■ SHORT TASK
Single out the lines of the material that contain "this" and copy them.

• • • •

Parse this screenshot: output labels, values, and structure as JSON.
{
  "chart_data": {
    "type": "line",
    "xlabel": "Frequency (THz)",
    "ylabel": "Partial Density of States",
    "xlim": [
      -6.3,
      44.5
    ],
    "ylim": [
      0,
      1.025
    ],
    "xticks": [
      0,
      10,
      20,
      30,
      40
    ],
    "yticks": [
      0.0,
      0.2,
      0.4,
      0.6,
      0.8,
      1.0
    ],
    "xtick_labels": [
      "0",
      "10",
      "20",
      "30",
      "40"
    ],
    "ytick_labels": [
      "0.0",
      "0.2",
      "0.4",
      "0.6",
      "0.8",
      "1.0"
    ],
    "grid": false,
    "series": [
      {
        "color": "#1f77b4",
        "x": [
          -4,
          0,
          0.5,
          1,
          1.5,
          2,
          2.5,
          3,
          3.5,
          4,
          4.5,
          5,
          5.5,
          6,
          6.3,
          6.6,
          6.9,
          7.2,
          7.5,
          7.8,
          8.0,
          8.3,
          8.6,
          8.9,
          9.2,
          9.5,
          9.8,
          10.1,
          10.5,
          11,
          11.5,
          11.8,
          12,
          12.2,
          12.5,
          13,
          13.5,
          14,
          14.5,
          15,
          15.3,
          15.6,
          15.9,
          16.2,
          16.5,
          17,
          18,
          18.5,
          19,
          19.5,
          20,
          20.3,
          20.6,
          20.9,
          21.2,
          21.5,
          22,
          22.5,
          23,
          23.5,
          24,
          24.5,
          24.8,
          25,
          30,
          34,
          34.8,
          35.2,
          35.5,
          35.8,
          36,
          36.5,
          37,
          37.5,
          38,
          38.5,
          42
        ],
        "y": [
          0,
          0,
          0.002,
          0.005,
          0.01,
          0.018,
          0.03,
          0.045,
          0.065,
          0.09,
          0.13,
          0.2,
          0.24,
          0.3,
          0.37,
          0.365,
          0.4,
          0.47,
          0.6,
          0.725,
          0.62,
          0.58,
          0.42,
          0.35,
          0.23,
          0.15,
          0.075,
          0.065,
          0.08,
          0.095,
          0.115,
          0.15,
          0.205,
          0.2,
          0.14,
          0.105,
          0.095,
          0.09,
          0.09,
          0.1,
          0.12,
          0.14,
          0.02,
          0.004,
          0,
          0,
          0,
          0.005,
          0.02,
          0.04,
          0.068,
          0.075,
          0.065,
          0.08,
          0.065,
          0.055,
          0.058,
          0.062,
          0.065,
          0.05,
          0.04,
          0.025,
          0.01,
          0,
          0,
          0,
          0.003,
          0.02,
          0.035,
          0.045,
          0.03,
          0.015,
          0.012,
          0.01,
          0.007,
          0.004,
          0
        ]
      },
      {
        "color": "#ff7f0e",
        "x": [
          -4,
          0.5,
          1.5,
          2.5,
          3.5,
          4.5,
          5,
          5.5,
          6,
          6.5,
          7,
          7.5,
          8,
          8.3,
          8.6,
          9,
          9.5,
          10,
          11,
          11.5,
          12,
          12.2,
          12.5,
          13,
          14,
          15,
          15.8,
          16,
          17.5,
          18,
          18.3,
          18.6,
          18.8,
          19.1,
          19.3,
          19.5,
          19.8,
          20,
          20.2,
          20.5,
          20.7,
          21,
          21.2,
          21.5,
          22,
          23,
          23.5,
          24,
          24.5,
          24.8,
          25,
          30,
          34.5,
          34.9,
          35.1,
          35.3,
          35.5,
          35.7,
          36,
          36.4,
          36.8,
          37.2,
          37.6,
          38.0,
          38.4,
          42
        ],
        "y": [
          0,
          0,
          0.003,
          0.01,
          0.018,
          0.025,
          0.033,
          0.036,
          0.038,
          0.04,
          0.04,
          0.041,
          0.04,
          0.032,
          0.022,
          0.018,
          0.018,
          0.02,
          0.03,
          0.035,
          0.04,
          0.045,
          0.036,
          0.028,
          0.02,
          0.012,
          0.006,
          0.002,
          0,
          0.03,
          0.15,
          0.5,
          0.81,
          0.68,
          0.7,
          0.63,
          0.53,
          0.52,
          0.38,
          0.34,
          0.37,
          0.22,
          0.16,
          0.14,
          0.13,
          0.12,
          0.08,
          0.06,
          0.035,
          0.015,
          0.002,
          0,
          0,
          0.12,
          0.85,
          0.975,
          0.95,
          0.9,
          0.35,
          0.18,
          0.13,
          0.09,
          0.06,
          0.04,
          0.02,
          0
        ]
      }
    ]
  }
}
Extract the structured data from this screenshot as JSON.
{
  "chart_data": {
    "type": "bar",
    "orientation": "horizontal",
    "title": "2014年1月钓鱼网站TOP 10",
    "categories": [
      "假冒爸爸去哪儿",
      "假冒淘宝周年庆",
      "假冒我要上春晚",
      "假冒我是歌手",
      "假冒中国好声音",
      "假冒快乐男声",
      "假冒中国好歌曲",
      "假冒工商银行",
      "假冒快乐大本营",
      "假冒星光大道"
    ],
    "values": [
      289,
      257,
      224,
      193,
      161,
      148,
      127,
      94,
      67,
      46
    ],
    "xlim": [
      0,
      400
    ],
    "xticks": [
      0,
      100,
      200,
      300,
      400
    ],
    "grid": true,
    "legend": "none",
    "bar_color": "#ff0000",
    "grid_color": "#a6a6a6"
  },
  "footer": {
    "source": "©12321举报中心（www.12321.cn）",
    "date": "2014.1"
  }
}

• • • •

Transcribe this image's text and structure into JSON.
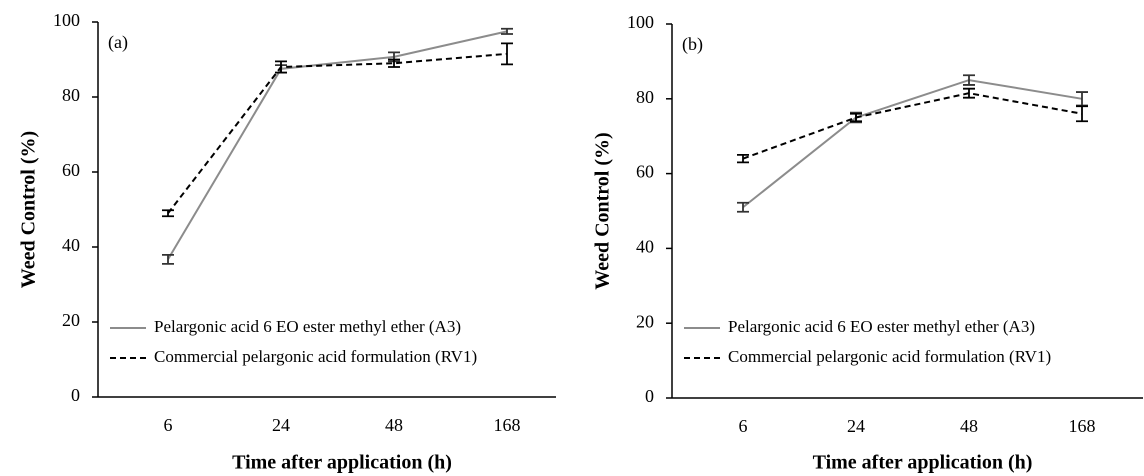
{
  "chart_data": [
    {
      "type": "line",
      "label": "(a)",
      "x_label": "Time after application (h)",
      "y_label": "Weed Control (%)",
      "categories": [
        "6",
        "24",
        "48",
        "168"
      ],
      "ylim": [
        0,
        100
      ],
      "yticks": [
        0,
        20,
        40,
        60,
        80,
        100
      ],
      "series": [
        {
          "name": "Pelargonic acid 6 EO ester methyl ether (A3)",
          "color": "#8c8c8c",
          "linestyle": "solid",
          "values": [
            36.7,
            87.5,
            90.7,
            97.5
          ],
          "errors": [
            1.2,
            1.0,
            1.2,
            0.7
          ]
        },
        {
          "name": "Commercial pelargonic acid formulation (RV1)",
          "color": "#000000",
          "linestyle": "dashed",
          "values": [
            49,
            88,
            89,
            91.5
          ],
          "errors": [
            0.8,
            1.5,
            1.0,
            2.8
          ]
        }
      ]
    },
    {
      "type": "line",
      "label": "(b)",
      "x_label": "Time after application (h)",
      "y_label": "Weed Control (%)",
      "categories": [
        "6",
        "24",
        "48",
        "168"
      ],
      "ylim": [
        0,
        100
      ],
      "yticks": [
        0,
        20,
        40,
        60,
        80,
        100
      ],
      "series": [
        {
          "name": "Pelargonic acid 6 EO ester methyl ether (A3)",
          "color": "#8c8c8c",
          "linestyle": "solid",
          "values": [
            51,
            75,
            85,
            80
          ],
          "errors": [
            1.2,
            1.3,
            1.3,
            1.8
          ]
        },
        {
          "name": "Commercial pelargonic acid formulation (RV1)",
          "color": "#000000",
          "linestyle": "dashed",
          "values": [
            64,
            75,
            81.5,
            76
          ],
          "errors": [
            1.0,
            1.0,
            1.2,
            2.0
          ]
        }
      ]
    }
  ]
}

• • • •

■ RESPONSE
Parse this screenshot: output labels, values, and structure as JSON.
Extract the structured data from this screenshot as JSON.
Transcribe this image's text and structure into JSON.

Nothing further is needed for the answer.